== Work to be completed ==
Transcribe everything in the data word for word. Pictures are left out.

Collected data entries
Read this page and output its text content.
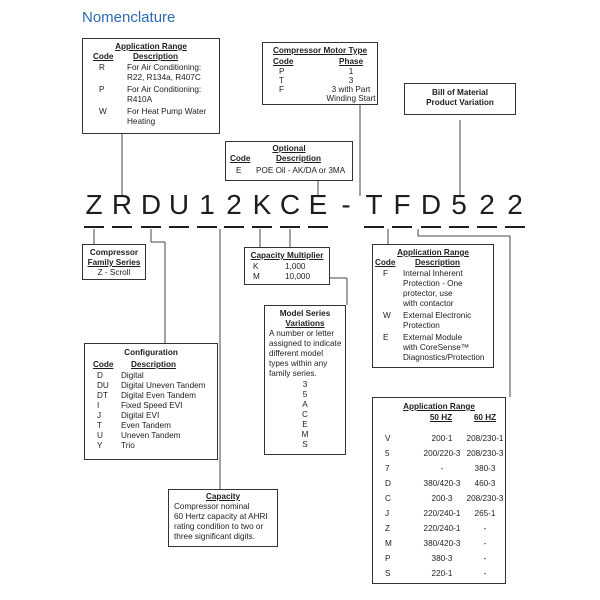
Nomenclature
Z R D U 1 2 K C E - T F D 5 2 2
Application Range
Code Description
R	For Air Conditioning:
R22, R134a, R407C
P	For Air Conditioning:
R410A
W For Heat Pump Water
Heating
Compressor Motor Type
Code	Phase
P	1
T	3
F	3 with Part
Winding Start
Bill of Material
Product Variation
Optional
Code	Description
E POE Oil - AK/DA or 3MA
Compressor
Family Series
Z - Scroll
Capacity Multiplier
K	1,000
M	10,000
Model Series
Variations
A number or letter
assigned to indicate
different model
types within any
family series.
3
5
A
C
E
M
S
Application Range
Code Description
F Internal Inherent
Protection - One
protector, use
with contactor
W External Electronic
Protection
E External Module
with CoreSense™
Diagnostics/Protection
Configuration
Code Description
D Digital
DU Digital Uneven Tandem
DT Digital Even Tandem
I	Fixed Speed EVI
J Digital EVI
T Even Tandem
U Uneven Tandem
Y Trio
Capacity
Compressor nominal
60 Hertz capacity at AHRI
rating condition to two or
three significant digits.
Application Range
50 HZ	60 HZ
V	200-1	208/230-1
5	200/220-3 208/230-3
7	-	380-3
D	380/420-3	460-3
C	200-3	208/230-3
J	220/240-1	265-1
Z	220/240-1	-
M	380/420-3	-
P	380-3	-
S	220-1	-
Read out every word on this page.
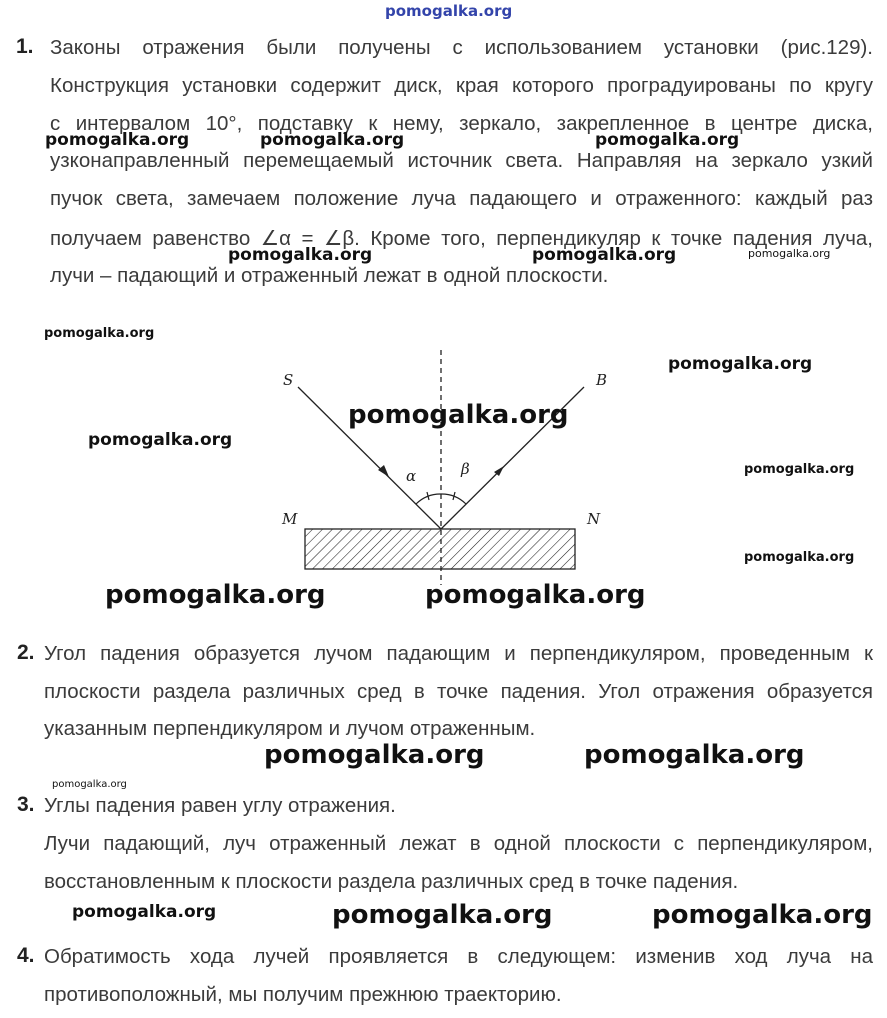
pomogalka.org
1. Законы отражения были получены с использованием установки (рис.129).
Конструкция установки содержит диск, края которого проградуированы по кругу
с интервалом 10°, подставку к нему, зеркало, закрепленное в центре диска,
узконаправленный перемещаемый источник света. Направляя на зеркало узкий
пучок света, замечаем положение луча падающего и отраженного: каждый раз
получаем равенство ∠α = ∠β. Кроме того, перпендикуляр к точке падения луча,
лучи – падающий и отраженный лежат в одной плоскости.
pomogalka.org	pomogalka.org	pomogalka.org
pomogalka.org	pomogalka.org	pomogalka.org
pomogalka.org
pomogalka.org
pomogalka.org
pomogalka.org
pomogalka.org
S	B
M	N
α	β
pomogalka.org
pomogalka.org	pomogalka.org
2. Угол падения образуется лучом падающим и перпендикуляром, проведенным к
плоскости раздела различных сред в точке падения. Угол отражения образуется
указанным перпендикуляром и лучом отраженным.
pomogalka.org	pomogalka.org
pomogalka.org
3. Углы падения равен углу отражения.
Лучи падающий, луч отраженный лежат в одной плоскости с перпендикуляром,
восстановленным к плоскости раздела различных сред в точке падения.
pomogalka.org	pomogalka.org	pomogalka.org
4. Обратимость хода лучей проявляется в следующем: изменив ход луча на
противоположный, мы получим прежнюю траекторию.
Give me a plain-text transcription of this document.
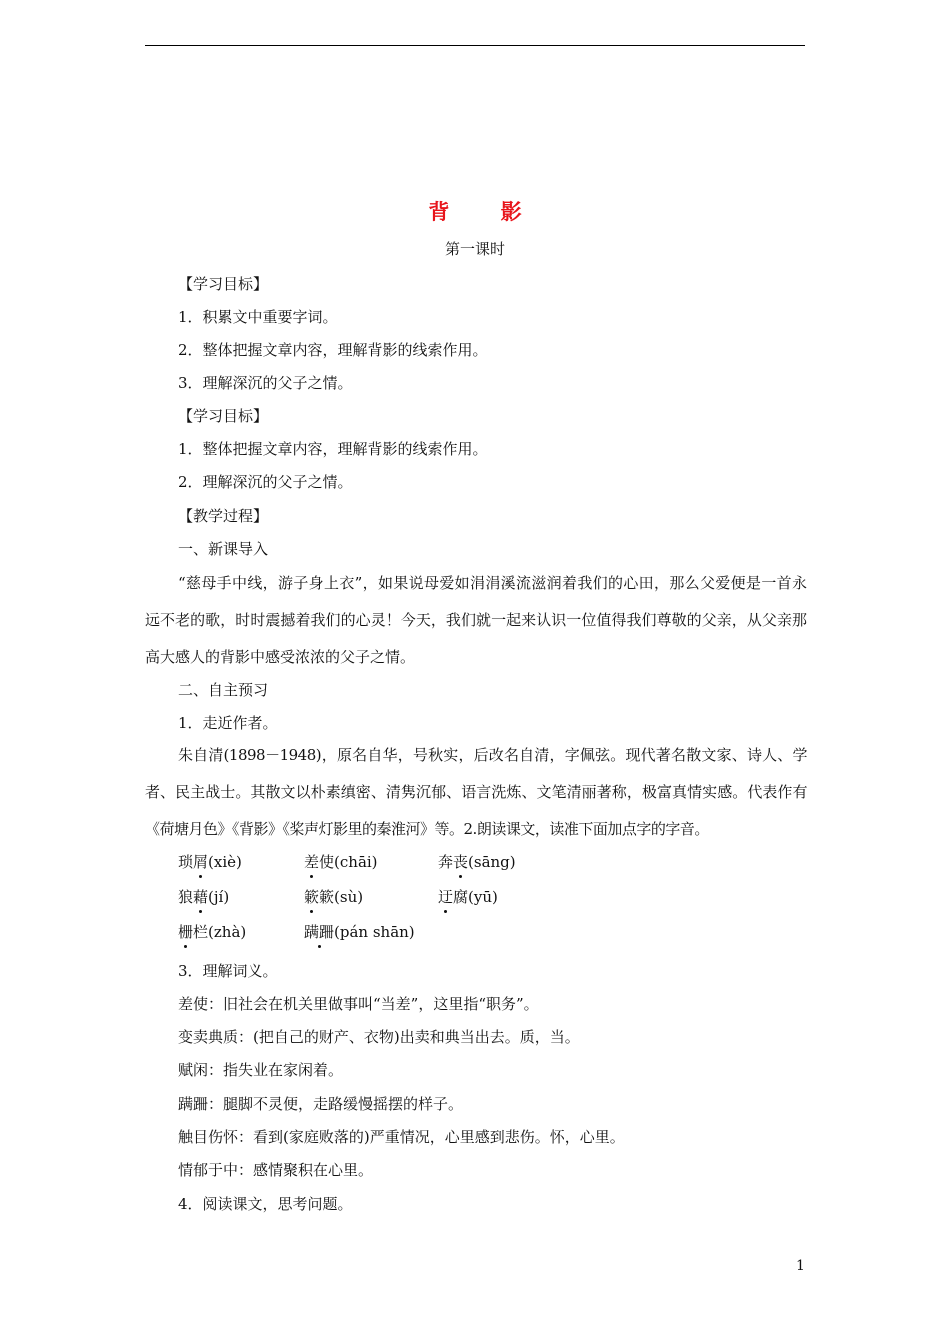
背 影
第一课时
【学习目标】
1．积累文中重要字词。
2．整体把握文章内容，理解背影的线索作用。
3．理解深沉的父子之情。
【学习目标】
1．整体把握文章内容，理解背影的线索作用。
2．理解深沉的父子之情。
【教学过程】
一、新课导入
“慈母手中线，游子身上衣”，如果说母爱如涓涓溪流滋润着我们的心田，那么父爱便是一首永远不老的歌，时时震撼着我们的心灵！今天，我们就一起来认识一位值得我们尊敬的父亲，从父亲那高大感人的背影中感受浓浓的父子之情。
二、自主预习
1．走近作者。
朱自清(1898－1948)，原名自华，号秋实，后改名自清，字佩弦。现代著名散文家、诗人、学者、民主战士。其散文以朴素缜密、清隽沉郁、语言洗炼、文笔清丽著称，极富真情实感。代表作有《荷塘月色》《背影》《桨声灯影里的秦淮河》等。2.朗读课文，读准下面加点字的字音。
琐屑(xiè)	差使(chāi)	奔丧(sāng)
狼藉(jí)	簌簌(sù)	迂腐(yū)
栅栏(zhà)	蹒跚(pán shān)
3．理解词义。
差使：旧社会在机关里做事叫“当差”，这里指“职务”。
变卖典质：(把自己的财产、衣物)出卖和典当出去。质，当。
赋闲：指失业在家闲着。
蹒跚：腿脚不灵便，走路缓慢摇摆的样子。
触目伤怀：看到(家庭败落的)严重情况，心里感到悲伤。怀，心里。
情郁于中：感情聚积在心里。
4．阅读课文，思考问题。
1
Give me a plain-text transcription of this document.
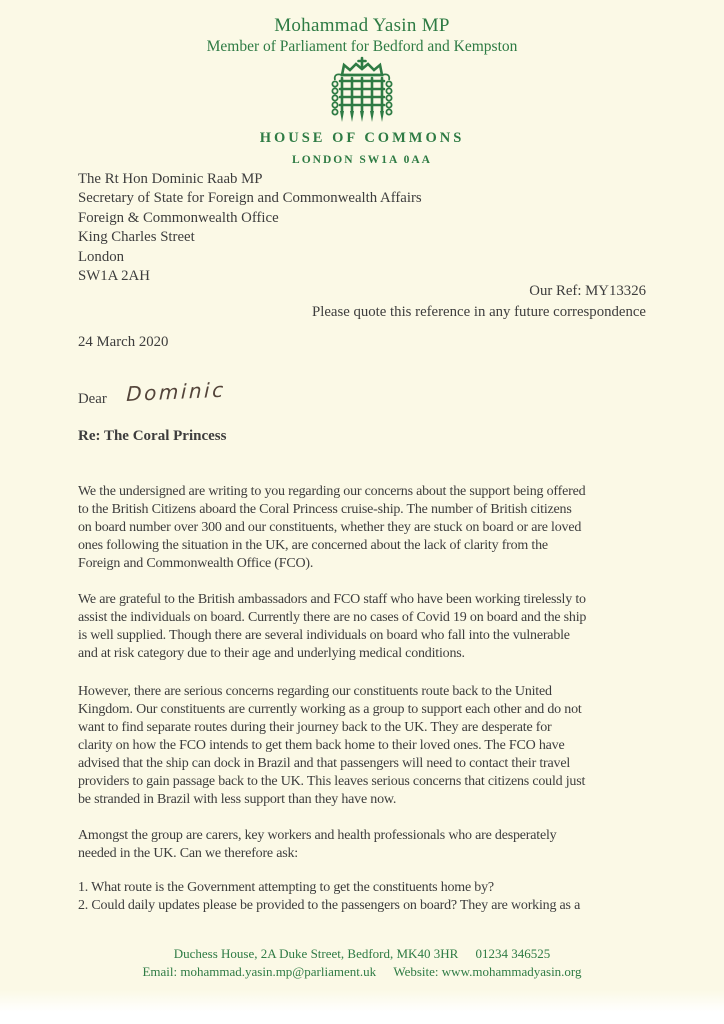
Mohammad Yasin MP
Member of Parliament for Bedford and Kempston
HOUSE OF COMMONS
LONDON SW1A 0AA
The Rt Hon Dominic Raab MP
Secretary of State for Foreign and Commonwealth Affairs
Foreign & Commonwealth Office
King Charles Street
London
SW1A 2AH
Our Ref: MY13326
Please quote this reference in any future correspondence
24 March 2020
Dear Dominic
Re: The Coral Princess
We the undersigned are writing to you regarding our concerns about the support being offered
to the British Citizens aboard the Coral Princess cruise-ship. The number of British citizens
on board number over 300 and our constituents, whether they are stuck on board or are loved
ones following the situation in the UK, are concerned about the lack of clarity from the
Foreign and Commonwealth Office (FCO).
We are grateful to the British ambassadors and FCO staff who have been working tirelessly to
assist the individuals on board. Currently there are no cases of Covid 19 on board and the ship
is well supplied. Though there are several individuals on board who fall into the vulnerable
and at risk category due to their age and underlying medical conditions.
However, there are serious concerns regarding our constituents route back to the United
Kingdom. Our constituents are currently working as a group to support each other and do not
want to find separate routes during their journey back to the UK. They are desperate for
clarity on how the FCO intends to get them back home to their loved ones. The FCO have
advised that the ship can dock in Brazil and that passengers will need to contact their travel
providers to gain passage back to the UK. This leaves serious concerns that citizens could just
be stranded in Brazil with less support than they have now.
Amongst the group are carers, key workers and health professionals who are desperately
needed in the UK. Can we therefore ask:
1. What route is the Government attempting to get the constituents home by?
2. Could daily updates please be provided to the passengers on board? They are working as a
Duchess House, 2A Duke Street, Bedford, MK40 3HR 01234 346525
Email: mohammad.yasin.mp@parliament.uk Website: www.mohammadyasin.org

== The output ==
Read this page and output its text content.
Nomenclature
Z R D U 1 2 K C E - T F D 5 2 2
Application Range
Code Description
R	For Air Conditioning:
R22, R134a, R407C
P	For Air Conditioning:
R410A
W For Heat Pump Water
Heating
Compressor Motor Type
Code	Phase
P	1
T	3
F	3 with Part
Winding Start
Bill of Material
Product Variation
Optional
Code	Description
E POE Oil - AK/DA or 3MA
Compressor
Family Series
Z - Scroll
Capacity Multiplier
K	1,000
M	10,000
Model Series
Variations
A number or letter
assigned to indicate
different model
types within any
family series.
3
5
A
C
E
M
S
Application Range
Code Description
F Internal Inherent
Protection - One
protector, use
with contactor
W External Electronic
Protection
E External Module
with CoreSense™
Diagnostics/Protection
Configuration
Code Description
D Digital
DU Digital Uneven Tandem
DT Digital Even Tandem
I	Fixed Speed EVI
J Digital EVI
T Even Tandem
U Uneven Tandem
Y Trio
Capacity
Compressor nominal
60 Hertz capacity at AHRI
rating condition to two or
three significant digits.
Application Range
50 HZ	60 HZ
V	200-1	208/230-1
5	200/220-3 208/230-3
7	-	380-3
D	380/420-3	460-3
C	200-3	208/230-3
J	220/240-1	265-1
Z	220/240-1	-
M	380/420-3	-
P	380-3	-
S	220-1	-
Read out every word on this page.
pomogalka.org
1. Законы отражения были получены с использованием установки (рис.129).
Конструкция установки содержит диск, края которого проградуированы по кругу
с интервалом 10°, подставку к нему, зеркало, закрепленное в центре диска,
узконаправленный перемещаемый источник света. Направляя на зеркало узкий
пучок света, замечаем положение луча падающего и отраженного: каждый раз
получаем равенство ∠α = ∠β. Кроме того, перпендикуляр к точке падения луча,
лучи – падающий и отраженный лежат в одной плоскости.
pomogalka.org	pomogalka.org	pomogalka.org
pomogalka.org	pomogalka.org	pomogalka.org
pomogalka.org
pomogalka.org
pomogalka.org
pomogalka.org
pomogalka.org
S	B
M	N
α	β
pomogalka.org
pomogalka.org	pomogalka.org
2. Угол падения образуется лучом падающим и перпендикуляром, проведенным к
плоскости раздела различных сред в точке падения. Угол отражения образуется
указанным перпендикуляром и лучом отраженным.
pomogalka.org	pomogalka.org
pomogalka.org
3. Углы падения равен углу отражения.
Лучи падающий, луч отраженный лежат в одной плоскости с перпендикуляром,
восстановленным к плоскости раздела различных сред в точке падения.
pomogalka.org	pomogalka.org	pomogalka.org
4. Обратимость хода лучей проявляется в следующем: изменив ход луча на
противоположный, мы получим прежнюю траекторию.
Give me a plain-text transcription of this document.
背 影
第一课时
【学习目标】
1．积累文中重要字词。
2．整体把握文章内容，理解背影的线索作用。
3．理解深沉的父子之情。
【学习目标】
1．整体把握文章内容，理解背影的线索作用。
2．理解深沉的父子之情。
【教学过程】
一、新课导入
“慈母手中线，游子身上衣”，如果说母爱如涓涓溪流滋润着我们的心田，那么父爱便是一首永远不老的歌，时时震撼着我们的心灵！今天，我们就一起来认识一位值得我们尊敬的父亲，从父亲那高大感人的背影中感受浓浓的父子之情。
二、自主预习
1．走近作者。
朱自清(1898－1948)，原名自华，号秋实，后改名自清，字佩弦。现代著名散文家、诗人、学者、民主战士。其散文以朴素缜密、清隽沉郁、语言洗炼、文笔清丽著称，极富真情实感。代表作有《荷塘月色》《背影》《桨声灯影里的秦淮河》等。2.朗读课文，读准下面加点字的字音。
琐屑(xiè)	差使(chāi)	奔丧(sāng)
狼藉(jí)	簌簌(sù)	迂腐(yū)
栅栏(zhà)	蹒跚(pán shān)
3．理解词义。
差使：旧社会在机关里做事叫“当差”，这里指“职务”。
变卖典质：(把自己的财产、衣物)出卖和典当出去。质，当。
赋闲：指失业在家闲着。
蹒跚：腿脚不灵便，走路缓慢摇摆的样子。
触目伤怀：看到(家庭败落的)严重情况，心里感到悲伤。怀，心里。
情郁于中：感情聚积在心里。
4．阅读课文，思考问题。
1
Give me a plain-text transcription of this document.
Mohammad Yasin MP
Member of Parliament for Bedford and Kempston
HOUSE OF COMMONS
LONDON SW1A 0AA
The Rt Hon Dominic Raab MP
Secretary of State for Foreign and Commonwealth Affairs
Foreign & Commonwealth Office
King Charles Street
London
SW1A 2AH
Our Ref: MY13326
Please quote this reference in any future correspondence
24 March 2020
Dear Dominic
Re: The Coral Princess
We the undersigned are writing to you regarding our concerns about the support being offered
to the British Citizens aboard the Coral Princess cruise-ship. The number of British citizens
on board number over 300 and our constituents, whether they are stuck on board or are loved
ones following the situation in the UK, are concerned about the lack of clarity from the
Foreign and Commonwealth Office (FCO).
We are grateful to the British ambassadors and FCO staff who have been working tirelessly to
assist the individuals on board. Currently there are no cases of Covid 19 on board and the ship
is well supplied. Though there are several individuals on board who fall into the vulnerable
and at risk category due to their age and underlying medical conditions.
However, there are serious concerns regarding our constituents route back to the United
Kingdom. Our constituents are currently working as a group to support each other and do not
want to find separate routes during their journey back to the UK. They are desperate for
clarity on how the FCO intends to get them back home to their loved ones. The FCO have
advised that the ship can dock in Brazil and that passengers will need to contact their travel
providers to gain passage back to the UK. This leaves serious concerns that citizens could just
be stranded in Brazil with less support than they have now.
Amongst the group are carers, key workers and health professionals who are desperately
needed in the UK. Can we therefore ask:
1. What route is the Government attempting to get the constituents home by?
2. Could daily updates please be provided to the passengers on board? They are working as a
Duchess House, 2A Duke Street, Bedford, MK40 3HR 01234 346525
Email: mohammad.yasin.mp@parliament.uk Website: www.mohammadyasin.org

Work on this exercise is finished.